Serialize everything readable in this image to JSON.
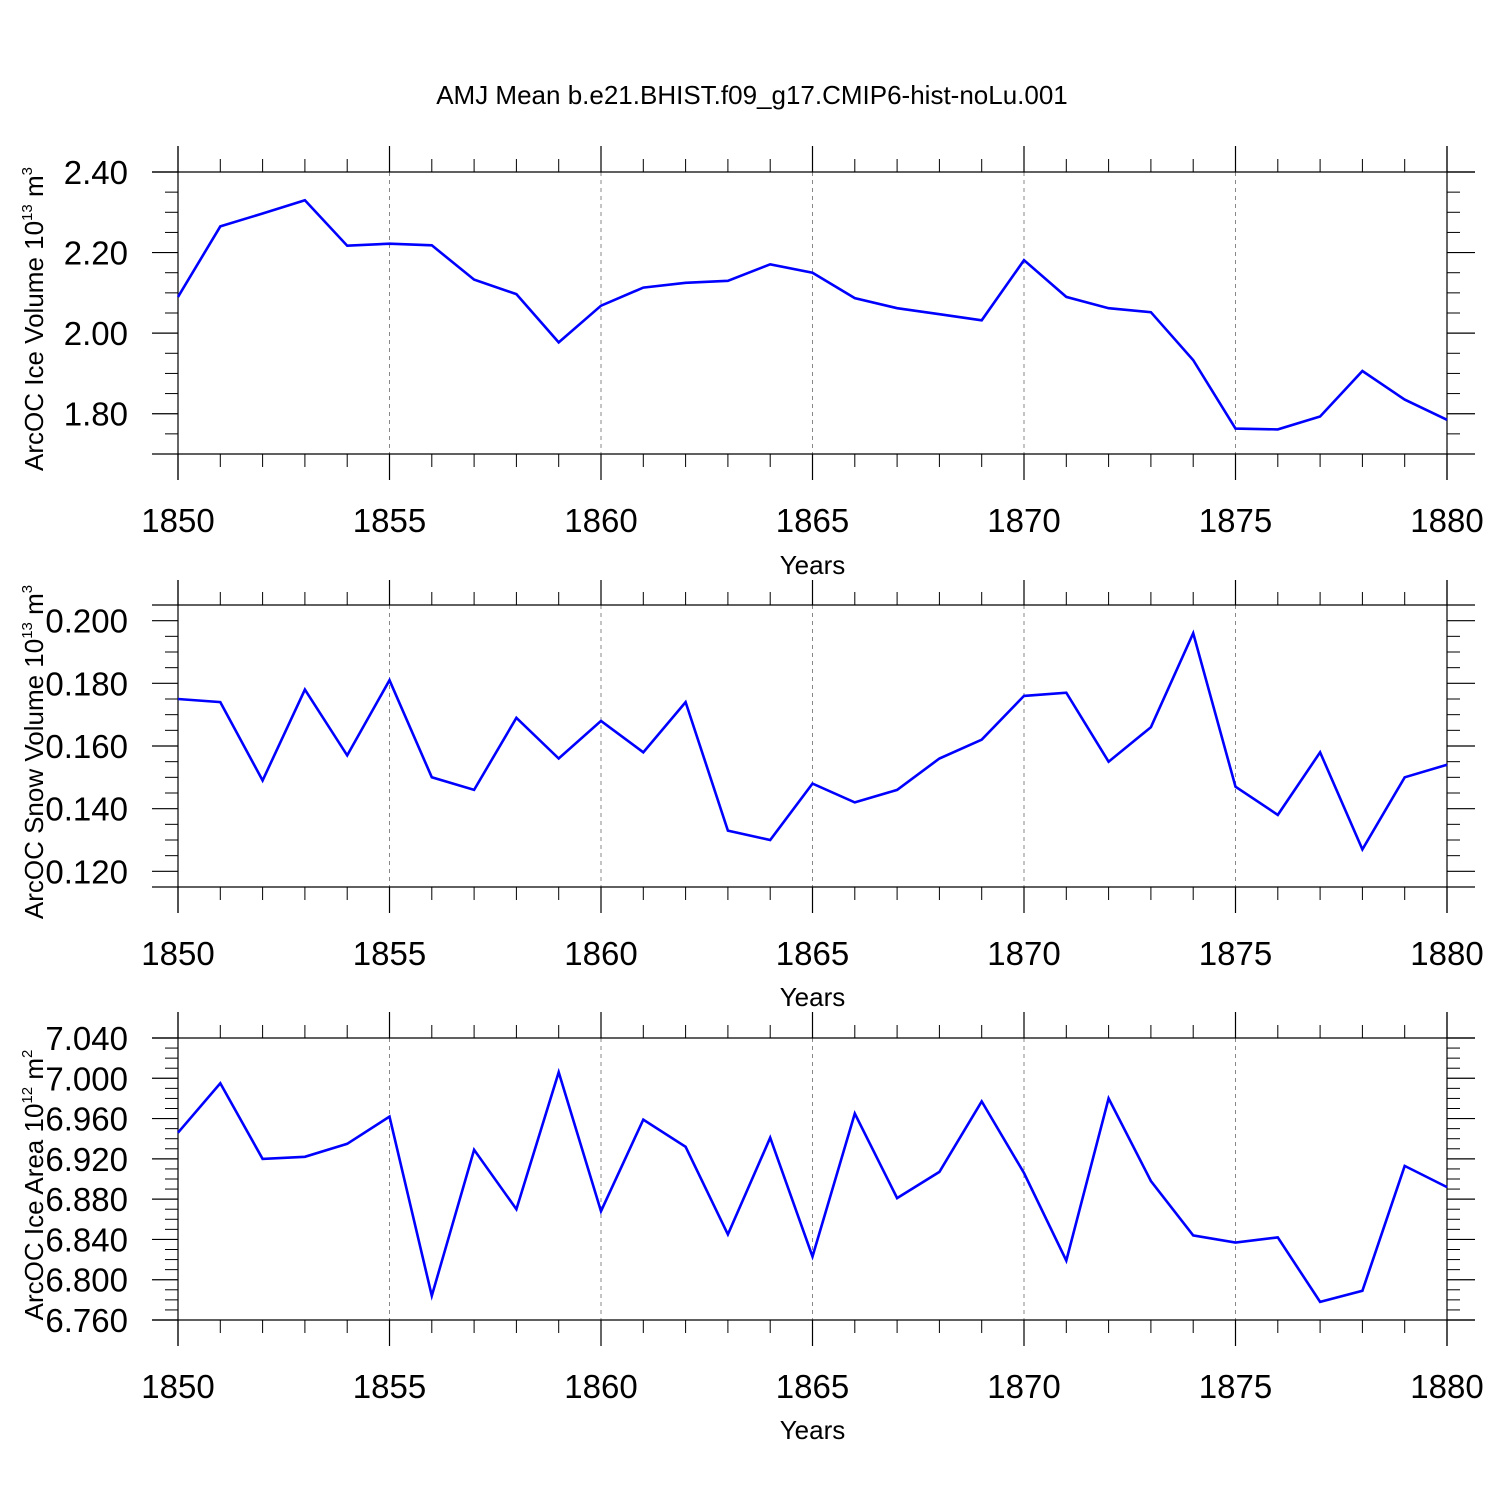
{
  "title": "AMJ Mean b.e21.BHIST.f09_g17.CMIP6-hist-noLu.001",
  "line_color": "#0000ff",
  "chart_data": [
    {
      "type": "line",
      "xlabel": "Years",
      "ylabel": {
        "main": "ArcOC Ice Volume 10",
        "exp": "13",
        "unit": " m",
        "unit_exp": "3"
      },
      "xlim": [
        1850,
        1880
      ],
      "ylim": [
        1.7,
        2.4
      ],
      "x_ticks": [
        1850,
        1855,
        1860,
        1865,
        1870,
        1875,
        1880
      ],
      "x_tick_labels": [
        "1850",
        "1855",
        "1860",
        "1865",
        "1870",
        "1875",
        "1880"
      ],
      "y_ticks": [
        1.8,
        2.0,
        2.2,
        2.4
      ],
      "y_tick_labels": [
        "1.80",
        "2.00",
        "2.20",
        "2.40"
      ],
      "y_minor_step": 0.05,
      "grid": "vertical-dashed",
      "x": [
        1850,
        1851,
        1852,
        1853,
        1854,
        1855,
        1856,
        1857,
        1858,
        1859,
        1860,
        1861,
        1862,
        1863,
        1864,
        1865,
        1866,
        1867,
        1868,
        1869,
        1870,
        1871,
        1872,
        1873,
        1874,
        1875,
        1876,
        1877,
        1878,
        1879,
        1880
      ],
      "series": [
        {
          "values": [
            2.09,
            2.265,
            2.297,
            2.33,
            2.217,
            2.222,
            2.218,
            2.133,
            2.097,
            1.977,
            2.068,
            2.113,
            2.125,
            2.13,
            2.171,
            2.15,
            2.087,
            2.062,
            2.047,
            2.032,
            2.181,
            2.09,
            2.062,
            2.052,
            1.933,
            1.763,
            1.761,
            1.793,
            1.906,
            1.835,
            1.785
          ]
        }
      ]
    },
    {
      "type": "line",
      "xlabel": "Years",
      "ylabel": {
        "main": "ArcOC Snow Volume 10",
        "exp": "13",
        "unit": " m",
        "unit_exp": "3"
      },
      "xlim": [
        1850,
        1880
      ],
      "ylim": [
        0.115,
        0.205
      ],
      "x_ticks": [
        1850,
        1855,
        1860,
        1865,
        1870,
        1875,
        1880
      ],
      "x_tick_labels": [
        "1850",
        "1855",
        "1860",
        "1865",
        "1870",
        "1875",
        "1880"
      ],
      "y_ticks": [
        0.12,
        0.14,
        0.16,
        0.18,
        0.2
      ],
      "y_tick_labels": [
        "0.120",
        "0.140",
        "0.160",
        "0.180",
        "0.200"
      ],
      "y_minor_step": 0.005,
      "grid": "vertical-dashed",
      "x": [
        1850,
        1851,
        1852,
        1853,
        1854,
        1855,
        1856,
        1857,
        1858,
        1859,
        1860,
        1861,
        1862,
        1863,
        1864,
        1865,
        1866,
        1867,
        1868,
        1869,
        1870,
        1871,
        1872,
        1873,
        1874,
        1875,
        1876,
        1877,
        1878,
        1879,
        1880
      ],
      "series": [
        {
          "values": [
            0.175,
            0.174,
            0.149,
            0.178,
            0.157,
            0.181,
            0.15,
            0.146,
            0.169,
            0.156,
            0.168,
            0.158,
            0.174,
            0.133,
            0.13,
            0.148,
            0.142,
            0.146,
            0.156,
            0.162,
            0.176,
            0.177,
            0.155,
            0.166,
            0.196,
            0.147,
            0.138,
            0.158,
            0.127,
            0.15,
            0.154
          ]
        }
      ]
    },
    {
      "type": "line",
      "xlabel": "Years",
      "ylabel": {
        "main": "ArcOC Ice Area 10",
        "exp": "12",
        "unit": " m",
        "unit_exp": "2"
      },
      "xlim": [
        1850,
        1880
      ],
      "ylim": [
        6.76,
        7.04
      ],
      "x_ticks": [
        1850,
        1855,
        1860,
        1865,
        1870,
        1875,
        1880
      ],
      "x_tick_labels": [
        "1850",
        "1855",
        "1860",
        "1865",
        "1870",
        "1875",
        "1880"
      ],
      "y_ticks": [
        6.76,
        6.8,
        6.84,
        6.88,
        6.92,
        6.96,
        7.0,
        7.04
      ],
      "y_tick_labels": [
        "6.760",
        "6.800",
        "6.840",
        "6.880",
        "6.920",
        "6.960",
        "7.000",
        "7.040"
      ],
      "y_minor_step": 0.01,
      "grid": "vertical-dashed",
      "x": [
        1850,
        1851,
        1852,
        1853,
        1854,
        1855,
        1856,
        1857,
        1858,
        1859,
        1860,
        1861,
        1862,
        1863,
        1864,
        1865,
        1866,
        1867,
        1868,
        1869,
        1870,
        1871,
        1872,
        1873,
        1874,
        1875,
        1876,
        1877,
        1878,
        1879,
        1880
      ],
      "series": [
        {
          "values": [
            6.946,
            6.995,
            6.92,
            6.922,
            6.935,
            6.962,
            6.784,
            6.929,
            6.87,
            7.006,
            6.868,
            6.959,
            6.932,
            6.845,
            6.941,
            6.823,
            6.965,
            6.881,
            6.907,
            6.977,
            6.906,
            6.819,
            6.98,
            6.898,
            6.844,
            6.837,
            6.842,
            6.778,
            6.789,
            6.913,
            6.892
          ]
        }
      ]
    }
  ]
}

■ Given instruction
Quote the listing above in full, except for the pictures.

■ Solution
Serialize everything readable in this image to JSON.
{
  "title": "AMJ Mean b.e21.BHIST.f09_g17.CMIP6-hist-noLu.001",
  "line_color": "#0000ff",
  "chart_data": [
    {
      "type": "line",
      "xlabel": "Years",
      "ylabel": {
        "main": "ArcOC Ice Volume 10",
        "exp": "13",
        "unit": " m",
        "unit_exp": "3"
      },
      "xlim": [
        1850,
        1880
      ],
      "ylim": [
        1.7,
        2.4
      ],
      "x_ticks": [
        1850,
        1855,
        1860,
        1865,
        1870,
        1875,
        1880
      ],
      "x_tick_labels": [
        "1850",
        "1855",
        "1860",
        "1865",
        "1870",
        "1875",
        "1880"
      ],
      "y_ticks": [
        1.8,
        2.0,
        2.2,
        2.4
      ],
      "y_tick_labels": [
        "1.80",
        "2.00",
        "2.20",
        "2.40"
      ],
      "y_minor_step": 0.05,
      "grid": "vertical-dashed",
      "x": [
        1850,
        1851,
        1852,
        1853,
        1854,
        1855,
        1856,
        1857,
        1858,
        1859,
        1860,
        1861,
        1862,
        1863,
        1864,
        1865,
        1866,
        1867,
        1868,
        1869,
        1870,
        1871,
        1872,
        1873,
        1874,
        1875,
        1876,
        1877,
        1878,
        1879,
        1880
      ],
      "series": [
        {
          "values": [
            2.09,
            2.265,
            2.297,
            2.33,
            2.217,
            2.222,
            2.218,
            2.133,
            2.097,
            1.977,
            2.068,
            2.113,
            2.125,
            2.13,
            2.171,
            2.15,
            2.087,
            2.062,
            2.047,
            2.032,
            2.181,
            2.09,
            2.062,
            2.052,
            1.933,
            1.763,
            1.761,
            1.793,
            1.906,
            1.835,
            1.785
          ]
        }
      ]
    },
    {
      "type": "line",
      "xlabel": "Years",
      "ylabel": {
        "main": "ArcOC Snow Volume 10",
        "exp": "13",
        "unit": " m",
        "unit_exp": "3"
      },
      "xlim": [
        1850,
        1880
      ],
      "ylim": [
        0.115,
        0.205
      ],
      "x_ticks": [
        1850,
        1855,
        1860,
        1865,
        1870,
        1875,
        1880
      ],
      "x_tick_labels": [
        "1850",
        "1855",
        "1860",
        "1865",
        "1870",
        "1875",
        "1880"
      ],
      "y_ticks": [
        0.12,
        0.14,
        0.16,
        0.18,
        0.2
      ],
      "y_tick_labels": [
        "0.120",
        "0.140",
        "0.160",
        "0.180",
        "0.200"
      ],
      "y_minor_step": 0.005,
      "grid": "vertical-dashed",
      "x": [
        1850,
        1851,
        1852,
        1853,
        1854,
        1855,
        1856,
        1857,
        1858,
        1859,
        1860,
        1861,
        1862,
        1863,
        1864,
        1865,
        1866,
        1867,
        1868,
        1869,
        1870,
        1871,
        1872,
        1873,
        1874,
        1875,
        1876,
        1877,
        1878,
        1879,
        1880
      ],
      "series": [
        {
          "values": [
            0.175,
            0.174,
            0.149,
            0.178,
            0.157,
            0.181,
            0.15,
            0.146,
            0.169,
            0.156,
            0.168,
            0.158,
            0.174,
            0.133,
            0.13,
            0.148,
            0.142,
            0.146,
            0.156,
            0.162,
            0.176,
            0.177,
            0.155,
            0.166,
            0.196,
            0.147,
            0.138,
            0.158,
            0.127,
            0.15,
            0.154
          ]
        }
      ]
    },
    {
      "type": "line",
      "xlabel": "Years",
      "ylabel": {
        "main": "ArcOC Ice Area 10",
        "exp": "12",
        "unit": " m",
        "unit_exp": "2"
      },
      "xlim": [
        1850,
        1880
      ],
      "ylim": [
        6.76,
        7.04
      ],
      "x_ticks": [
        1850,
        1855,
        1860,
        1865,
        1870,
        1875,
        1880
      ],
      "x_tick_labels": [
        "1850",
        "1855",
        "1860",
        "1865",
        "1870",
        "1875",
        "1880"
      ],
      "y_ticks": [
        6.76,
        6.8,
        6.84,
        6.88,
        6.92,
        6.96,
        7.0,
        7.04
      ],
      "y_tick_labels": [
        "6.760",
        "6.800",
        "6.840",
        "6.880",
        "6.920",
        "6.960",
        "7.000",
        "7.040"
      ],
      "y_minor_step": 0.01,
      "grid": "vertical-dashed",
      "x": [
        1850,
        1851,
        1852,
        1853,
        1854,
        1855,
        1856,
        1857,
        1858,
        1859,
        1860,
        1861,
        1862,
        1863,
        1864,
        1865,
        1866,
        1867,
        1868,
        1869,
        1870,
        1871,
        1872,
        1873,
        1874,
        1875,
        1876,
        1877,
        1878,
        1879,
        1880
      ],
      "series": [
        {
          "values": [
            6.946,
            6.995,
            6.92,
            6.922,
            6.935,
            6.962,
            6.784,
            6.929,
            6.87,
            7.006,
            6.868,
            6.959,
            6.932,
            6.845,
            6.941,
            6.823,
            6.965,
            6.881,
            6.907,
            6.977,
            6.906,
            6.819,
            6.98,
            6.898,
            6.844,
            6.837,
            6.842,
            6.778,
            6.789,
            6.913,
            6.892
          ]
        }
      ]
    }
  ]
}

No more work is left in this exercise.